→ **Request**
Below are some entries. Work out how many of their lines hold the word "image", and write that number alone.

→ **Data for processing**
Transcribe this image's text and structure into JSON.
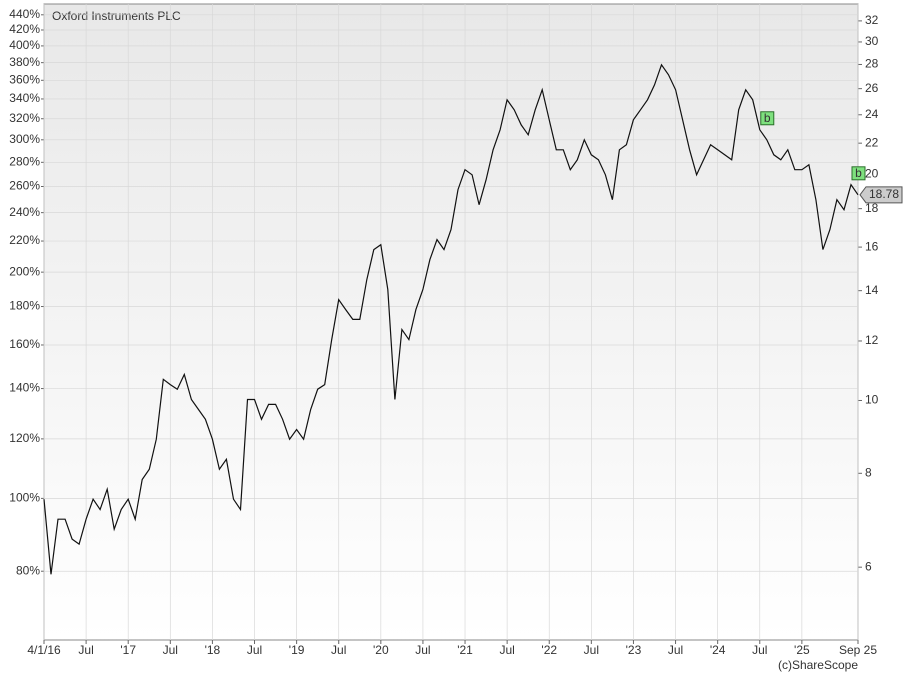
{
  "chart_data": {
    "type": "line",
    "title": "Oxford Instruments PLC",
    "source": "(c)ShareScope",
    "log_scale": true,
    "grid": true,
    "x": [
      "2016-01",
      "2016-02",
      "2016-03",
      "2016-04",
      "2016-05",
      "2016-06",
      "2016-07",
      "2016-08",
      "2016-09",
      "2016-10",
      "2016-11",
      "2016-12",
      "2017-01",
      "2017-02",
      "2017-03",
      "2017-04",
      "2017-05",
      "2017-06",
      "2017-07",
      "2017-08",
      "2017-09",
      "2017-10",
      "2017-11",
      "2017-12",
      "2018-01",
      "2018-02",
      "2018-03",
      "2018-04",
      "2018-05",
      "2018-06",
      "2018-07",
      "2018-08",
      "2018-09",
      "2018-10",
      "2018-11",
      "2018-12",
      "2019-01",
      "2019-02",
      "2019-03",
      "2019-04",
      "2019-05",
      "2019-06",
      "2019-07",
      "2019-08",
      "2019-09",
      "2019-10",
      "2019-11",
      "2019-12",
      "2020-01",
      "2020-02",
      "2020-03",
      "2020-04",
      "2020-05",
      "2020-06",
      "2020-07",
      "2020-08",
      "2020-09",
      "2020-10",
      "2020-11",
      "2020-12",
      "2021-01",
      "2021-02",
      "2021-03",
      "2021-04",
      "2021-05",
      "2021-06",
      "2021-07",
      "2021-08",
      "2021-09",
      "2021-10",
      "2021-11",
      "2021-12",
      "2022-01",
      "2022-02",
      "2022-03",
      "2022-04",
      "2022-05",
      "2022-06",
      "2022-07",
      "2022-08",
      "2022-09",
      "2022-10",
      "2022-11",
      "2022-12",
      "2023-01",
      "2023-02",
      "2023-03",
      "2023-04",
      "2023-05",
      "2023-06",
      "2023-07",
      "2023-08",
      "2023-09",
      "2023-10",
      "2023-11",
      "2023-12",
      "2024-01",
      "2024-02",
      "2024-03",
      "2024-04",
      "2024-05",
      "2024-06",
      "2024-07",
      "2024-08",
      "2024-09",
      "2024-10",
      "2024-11",
      "2024-12",
      "2025-01",
      "2025-02",
      "2025-03",
      "2025-04",
      "2025-05",
      "2025-06",
      "2025-07",
      "2025-08",
      "2025-09"
    ],
    "series": [
      {
        "name": "Oxford Instruments PLC",
        "color": "#111111",
        "axis": "y2",
        "values": [
          7.39,
          5.87,
          6.95,
          6.95,
          6.54,
          6.44,
          6.95,
          7.39,
          7.16,
          7.62,
          6.74,
          7.16,
          7.39,
          6.95,
          7.85,
          8.1,
          8.88,
          10.67,
          10.5,
          10.35,
          10.83,
          10.03,
          9.73,
          9.44,
          8.88,
          8.1,
          8.35,
          7.39,
          7.16,
          10.03,
          10.03,
          9.44,
          9.88,
          9.88,
          9.44,
          8.88,
          9.15,
          8.88,
          9.73,
          10.35,
          10.5,
          12.05,
          13.62,
          13.21,
          12.82,
          12.82,
          14.48,
          15.88,
          16.12,
          14.05,
          10.03,
          12.43,
          12.05,
          13.21,
          14.05,
          15.4,
          16.37,
          15.88,
          16.88,
          19.08,
          20.28,
          19.97,
          18.22,
          19.67,
          21.56,
          22.92,
          25.13,
          24.37,
          23.27,
          22.57,
          24.37,
          25.91,
          23.63,
          21.56,
          21.56,
          20.28,
          20.91,
          22.23,
          21.23,
          20.91,
          19.97,
          18.5,
          21.56,
          21.89,
          23.63,
          24.37,
          25.13,
          26.3,
          27.97,
          27.13,
          25.91,
          23.63,
          21.56,
          19.97,
          20.91,
          21.89,
          21.56,
          21.23,
          20.91,
          24.37,
          25.91,
          25.13,
          22.92,
          22.23,
          21.23,
          20.91,
          21.56,
          20.28,
          20.28,
          20.59,
          18.5,
          15.88,
          16.88,
          18.5,
          17.94,
          19.37,
          18.78
        ]
      }
    ],
    "annotations": [
      {
        "label": "b",
        "x": "2024-08"
      },
      {
        "label": "b",
        "x": "2025-09"
      }
    ],
    "xlim": [
      "2016-01",
      "2025-09"
    ],
    "xticks": [
      {
        "value": "2016-01",
        "label": "4/1/16"
      },
      {
        "value": "2016-07",
        "label": "Jul"
      },
      {
        "value": "2017-01",
        "label": "'17"
      },
      {
        "value": "2017-07",
        "label": "Jul"
      },
      {
        "value": "2018-01",
        "label": "'18"
      },
      {
        "value": "2018-07",
        "label": "Jul"
      },
      {
        "value": "2019-01",
        "label": "'19"
      },
      {
        "value": "2019-07",
        "label": "Jul"
      },
      {
        "value": "2020-01",
        "label": "'20"
      },
      {
        "value": "2020-07",
        "label": "Jul"
      },
      {
        "value": "2021-01",
        "label": "'21"
      },
      {
        "value": "2021-07",
        "label": "Jul"
      },
      {
        "value": "2022-01",
        "label": "'22"
      },
      {
        "value": "2022-07",
        "label": "Jul"
      },
      {
        "value": "2023-01",
        "label": "'23"
      },
      {
        "value": "2023-07",
        "label": "Jul"
      },
      {
        "value": "2024-01",
        "label": "'24"
      },
      {
        "value": "2024-07",
        "label": "Jul"
      },
      {
        "value": "2025-01",
        "label": "'25"
      },
      {
        "value": "2025-09",
        "label": "Sep 25"
      }
    ],
    "ylim": [
      64.8,
      454.8
    ],
    "yticks": [
      {
        "value": 80,
        "label": "80%"
      },
      {
        "value": 100,
        "label": "100%"
      },
      {
        "value": 120,
        "label": "120%"
      },
      {
        "value": 140,
        "label": "140%"
      },
      {
        "value": 160,
        "label": "160%"
      },
      {
        "value": 180,
        "label": "180%"
      },
      {
        "value": 200,
        "label": "200%"
      },
      {
        "value": 220,
        "label": "220%"
      },
      {
        "value": 240,
        "label": "240%"
      },
      {
        "value": 260,
        "label": "260%"
      },
      {
        "value": 280,
        "label": "280%"
      },
      {
        "value": 300,
        "label": "300%"
      },
      {
        "value": 320,
        "label": "320%"
      },
      {
        "value": 340,
        "label": "340%"
      },
      {
        "value": 360,
        "label": "360%"
      },
      {
        "value": 380,
        "label": "380%"
      },
      {
        "value": 400,
        "label": "400%"
      },
      {
        "value": 420,
        "label": "420%"
      },
      {
        "value": 440,
        "label": "440%"
      }
    ],
    "y2lim": [
      4.8,
      33.7
    ],
    "y2ticks": [
      6,
      8,
      10,
      12,
      14,
      16,
      18,
      20,
      22,
      24,
      26,
      28,
      30,
      32
    ]
  }
}
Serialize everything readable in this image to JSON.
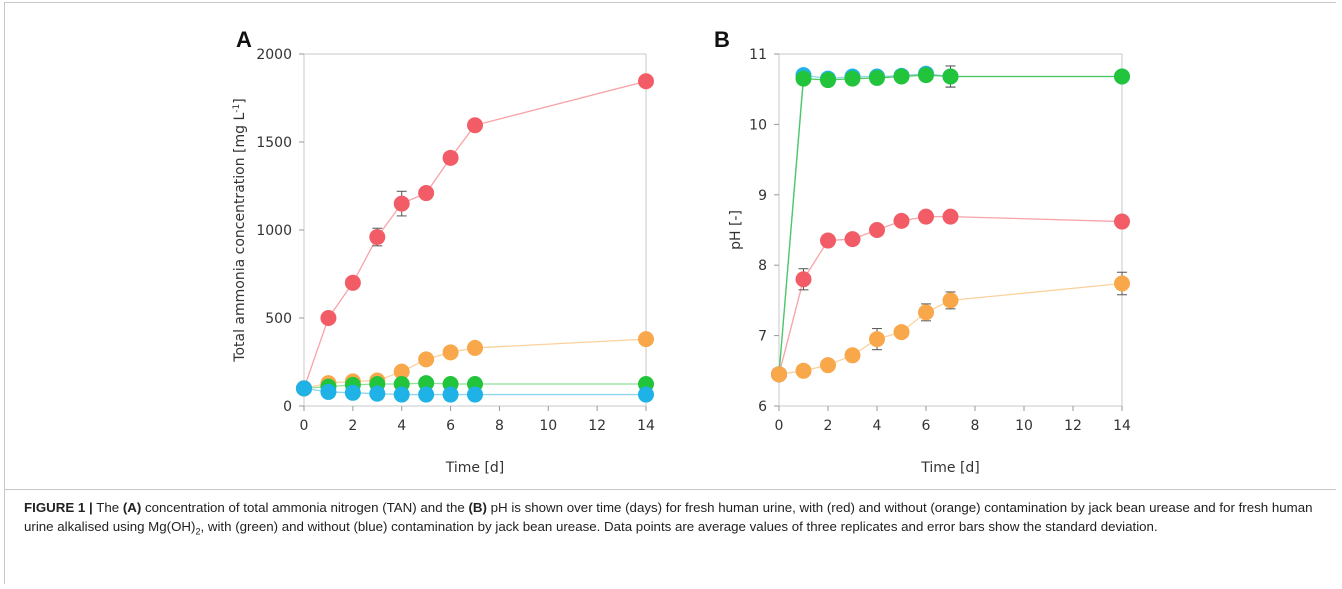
{
  "chart_data": [
    {
      "type": "scatter",
      "panel_label": "A",
      "xlabel": "Time [d]",
      "ylabel": "Total ammonia concentration [mg L",
      "ylabel_sup": "-1",
      "ylabel_end": "]",
      "xlim": [
        0,
        14
      ],
      "ylim": [
        0,
        2000
      ],
      "xticks": [
        0,
        2,
        4,
        6,
        8,
        10,
        12,
        14
      ],
      "yticks": [
        0,
        500,
        1000,
        1500,
        2000
      ],
      "grid": false,
      "series": [
        {
          "color": "#f25c66",
          "line": "#f7a3a8",
          "x": [
            0,
            1,
            2,
            3,
            4,
            5,
            6,
            7,
            14
          ],
          "y": [
            100,
            500,
            700,
            960,
            1150,
            1210,
            1410,
            1595,
            1845
          ],
          "err": [
            0,
            10,
            10,
            50,
            70,
            20,
            15,
            15,
            15
          ]
        },
        {
          "color": "#f8a84a",
          "line": "#fad29c",
          "x": [
            0,
            1,
            2,
            3,
            4,
            5,
            6,
            7,
            14
          ],
          "y": [
            100,
            130,
            140,
            145,
            195,
            265,
            305,
            330,
            380
          ],
          "err": [
            0,
            10,
            10,
            15,
            15,
            15,
            20,
            20,
            15
          ]
        },
        {
          "color": "#22c43c",
          "line": "#8ee09b",
          "x": [
            0,
            1,
            2,
            3,
            4,
            5,
            6,
            7,
            14
          ],
          "y": [
            100,
            110,
            120,
            125,
            125,
            130,
            125,
            125,
            125
          ],
          "err": [
            0,
            5,
            5,
            5,
            5,
            5,
            5,
            5,
            5
          ]
        },
        {
          "color": "#1fb2e6",
          "line": "#8fd5ef",
          "x": [
            0,
            1,
            2,
            3,
            4,
            5,
            6,
            7,
            14
          ],
          "y": [
            100,
            80,
            75,
            70,
            65,
            65,
            65,
            65,
            65
          ],
          "err": [
            0,
            5,
            5,
            5,
            5,
            5,
            5,
            5,
            5
          ]
        }
      ]
    },
    {
      "type": "scatter",
      "panel_label": "B",
      "xlabel": "Time [d]",
      "ylabel": "pH [-]",
      "xlim": [
        0,
        14
      ],
      "ylim": [
        6,
        11
      ],
      "xticks": [
        0,
        2,
        4,
        6,
        8,
        10,
        12,
        14
      ],
      "yticks": [
        6,
        7,
        8,
        9,
        10,
        11
      ],
      "grid": false,
      "series": [
        {
          "color": "#1fb2e6",
          "line": "#8fd5ef",
          "x": [
            0,
            1,
            2,
            3,
            4,
            5,
            6,
            7,
            14
          ],
          "y": [
            6.45,
            10.7,
            10.65,
            10.68,
            10.68,
            10.69,
            10.72,
            10.68,
            10.68
          ],
          "err": [
            0,
            0.03,
            0.03,
            0.03,
            0.03,
            0.03,
            0.03,
            0.15,
            0.03
          ]
        },
        {
          "color": "#22c43c",
          "line": "#4cc95e",
          "x": [
            0,
            1,
            2,
            3,
            4,
            5,
            6,
            7,
            14
          ],
          "y": [
            6.45,
            10.65,
            10.63,
            10.65,
            10.66,
            10.68,
            10.7,
            10.68,
            10.68
          ],
          "err": [
            0,
            0.03,
            0.03,
            0.03,
            0.03,
            0.03,
            0.03,
            0.15,
            0.03
          ]
        },
        {
          "color": "#f25c66",
          "line": "#f7a3a8",
          "x": [
            0,
            1,
            2,
            3,
            4,
            5,
            6,
            7,
            14
          ],
          "y": [
            6.45,
            7.8,
            8.35,
            8.37,
            8.5,
            8.63,
            8.69,
            8.69,
            8.62
          ],
          "err": [
            0,
            0.15,
            0.05,
            0.05,
            0.05,
            0.05,
            0.05,
            0.05,
            0.05
          ]
        },
        {
          "color": "#f8a84a",
          "line": "#fad29c",
          "x": [
            0,
            1,
            2,
            3,
            4,
            5,
            6,
            7,
            14
          ],
          "y": [
            6.45,
            6.5,
            6.58,
            6.72,
            6.95,
            7.05,
            7.33,
            7.5,
            7.74
          ],
          "err": [
            0,
            0.05,
            0.05,
            0.05,
            0.15,
            0.05,
            0.12,
            0.12,
            0.16
          ]
        }
      ]
    }
  ],
  "caption": {
    "lead": "FIGURE 1 |",
    "t1": " The ",
    "a": "(A)",
    "t2": " concentration of total ammonia nitrogen (TAN) and the ",
    "b": "(B)",
    "t3": " pH is shown over time (days) for fresh human urine, with (red) and without (orange) contamination by jack bean urease and for fresh human urine alkalised using Mg(OH)",
    "sub": "2",
    "t4": ", with (green) and without (blue) contamination by jack bean urease. Data points are average values of three replicates and error bars show the standard deviation."
  }
}
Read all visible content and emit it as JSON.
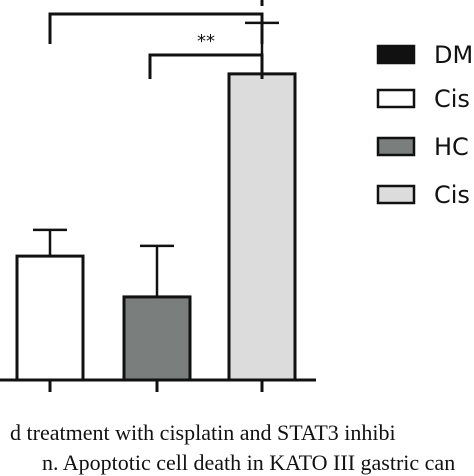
{
  "chart_data": {
    "type": "bar",
    "categories": [
      "DM",
      "Cis",
      "HC",
      "Cis"
    ],
    "series": [
      {
        "values": [
          null,
          85,
          57,
          210
        ],
        "error": [
          null,
          18,
          35,
          35
        ],
        "colors": [
          "#111111",
          "#ffffff",
          "#7a7e7d",
          "#dcdcdc"
        ]
      }
    ],
    "legend": {
      "placement": "right",
      "entries": [
        "DM",
        "Cis",
        "HC",
        "Cis"
      ]
    },
    "significance": [
      {
        "label": "**",
        "from": 2,
        "to": 3
      },
      {
        "label": "",
        "from": 0,
        "to": 3
      }
    ],
    "ylim": [
      0,
      260
    ],
    "grid": false,
    "title": "",
    "xlabel": "",
    "ylabel": ""
  },
  "caption": {
    "line1": "d treatment with cisplatin and STAT3 inhibi",
    "line2": "n. Apoptotic cell death in KATO III gastric can"
  },
  "colors": {
    "axis": "#111111",
    "text": "#111111"
  }
}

→ **Solution to this problem**
2